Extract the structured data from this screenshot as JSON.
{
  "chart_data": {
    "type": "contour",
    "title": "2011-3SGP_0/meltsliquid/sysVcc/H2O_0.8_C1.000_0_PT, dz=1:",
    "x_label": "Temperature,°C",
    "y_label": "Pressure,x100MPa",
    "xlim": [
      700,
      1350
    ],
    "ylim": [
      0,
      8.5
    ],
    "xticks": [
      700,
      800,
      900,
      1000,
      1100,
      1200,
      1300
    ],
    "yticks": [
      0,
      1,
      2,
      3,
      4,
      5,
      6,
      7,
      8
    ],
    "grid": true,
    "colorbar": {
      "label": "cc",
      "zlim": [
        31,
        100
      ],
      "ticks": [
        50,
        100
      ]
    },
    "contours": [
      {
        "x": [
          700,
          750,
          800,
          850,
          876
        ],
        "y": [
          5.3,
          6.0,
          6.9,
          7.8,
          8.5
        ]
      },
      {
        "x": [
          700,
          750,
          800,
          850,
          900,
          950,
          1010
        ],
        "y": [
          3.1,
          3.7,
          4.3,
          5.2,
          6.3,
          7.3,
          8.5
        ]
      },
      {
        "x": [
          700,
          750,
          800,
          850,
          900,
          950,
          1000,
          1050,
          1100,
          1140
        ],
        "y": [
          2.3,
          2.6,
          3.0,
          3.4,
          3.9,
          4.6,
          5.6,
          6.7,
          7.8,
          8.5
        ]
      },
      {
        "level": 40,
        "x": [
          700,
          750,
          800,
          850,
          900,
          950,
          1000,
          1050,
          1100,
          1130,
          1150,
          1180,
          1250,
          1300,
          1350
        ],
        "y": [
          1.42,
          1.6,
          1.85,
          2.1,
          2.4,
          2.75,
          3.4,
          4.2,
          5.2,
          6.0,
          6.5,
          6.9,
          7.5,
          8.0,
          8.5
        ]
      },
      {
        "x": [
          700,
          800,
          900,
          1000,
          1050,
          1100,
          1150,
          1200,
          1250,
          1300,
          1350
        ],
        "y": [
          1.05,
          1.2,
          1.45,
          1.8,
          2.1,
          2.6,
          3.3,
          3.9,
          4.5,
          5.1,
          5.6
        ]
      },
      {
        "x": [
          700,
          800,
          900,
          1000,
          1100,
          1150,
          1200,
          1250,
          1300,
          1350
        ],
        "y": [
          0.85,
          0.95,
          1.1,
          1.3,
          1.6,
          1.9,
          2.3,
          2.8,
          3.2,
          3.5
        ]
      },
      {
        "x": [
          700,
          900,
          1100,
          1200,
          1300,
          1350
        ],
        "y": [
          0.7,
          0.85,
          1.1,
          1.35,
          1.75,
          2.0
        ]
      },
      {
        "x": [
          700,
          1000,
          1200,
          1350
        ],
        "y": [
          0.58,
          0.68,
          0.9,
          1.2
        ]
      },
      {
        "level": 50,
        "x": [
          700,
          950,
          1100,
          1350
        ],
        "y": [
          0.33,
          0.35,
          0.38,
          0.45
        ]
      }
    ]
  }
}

§ **SET PROBLEM**
Copy out each record, keeping every word as it is.

§ **TASK RESULT**
Extract the structured data from this screenshot as JSON.
{
  "chart_data": {
    "type": "contour",
    "title": "2011-3SGP_0/meltsliquid/sysVcc/H2O_0.8_C1.000_0_PT, dz=1:",
    "x_label": "Temperature,°C",
    "y_label": "Pressure,x100MPa",
    "xlim": [
      700,
      1350
    ],
    "ylim": [
      0,
      8.5
    ],
    "xticks": [
      700,
      800,
      900,
      1000,
      1100,
      1200,
      1300
    ],
    "yticks": [
      0,
      1,
      2,
      3,
      4,
      5,
      6,
      7,
      8
    ],
    "grid": true,
    "colorbar": {
      "label": "cc",
      "zlim": [
        31,
        100
      ],
      "ticks": [
        50,
        100
      ]
    },
    "contours": [
      {
        "x": [
          700,
          750,
          800,
          850,
          876
        ],
        "y": [
          5.3,
          6.0,
          6.9,
          7.8,
          8.5
        ]
      },
      {
        "x": [
          700,
          750,
          800,
          850,
          900,
          950,
          1010
        ],
        "y": [
          3.1,
          3.7,
          4.3,
          5.2,
          6.3,
          7.3,
          8.5
        ]
      },
      {
        "x": [
          700,
          750,
          800,
          850,
          900,
          950,
          1000,
          1050,
          1100,
          1140
        ],
        "y": [
          2.3,
          2.6,
          3.0,
          3.4,
          3.9,
          4.6,
          5.6,
          6.7,
          7.8,
          8.5
        ]
      },
      {
        "level": 40,
        "x": [
          700,
          750,
          800,
          850,
          900,
          950,
          1000,
          1050,
          1100,
          1130,
          1150,
          1180,
          1250,
          1300,
          1350
        ],
        "y": [
          1.42,
          1.6,
          1.85,
          2.1,
          2.4,
          2.75,
          3.4,
          4.2,
          5.2,
          6.0,
          6.5,
          6.9,
          7.5,
          8.0,
          8.5
        ]
      },
      {
        "x": [
          700,
          800,
          900,
          1000,
          1050,
          1100,
          1150,
          1200,
          1250,
          1300,
          1350
        ],
        "y": [
          1.05,
          1.2,
          1.45,
          1.8,
          2.1,
          2.6,
          3.3,
          3.9,
          4.5,
          5.1,
          5.6
        ]
      },
      {
        "x": [
          700,
          800,
          900,
          1000,
          1100,
          1150,
          1200,
          1250,
          1300,
          1350
        ],
        "y": [
          0.85,
          0.95,
          1.1,
          1.3,
          1.6,
          1.9,
          2.3,
          2.8,
          3.2,
          3.5
        ]
      },
      {
        "x": [
          700,
          900,
          1100,
          1200,
          1300,
          1350
        ],
        "y": [
          0.7,
          0.85,
          1.1,
          1.35,
          1.75,
          2.0
        ]
      },
      {
        "x": [
          700,
          1000,
          1200,
          1350
        ],
        "y": [
          0.58,
          0.68,
          0.9,
          1.2
        ]
      },
      {
        "level": 50,
        "x": [
          700,
          950,
          1100,
          1350
        ],
        "y": [
          0.33,
          0.35,
          0.38,
          0.45
        ]
      }
    ]
  }
}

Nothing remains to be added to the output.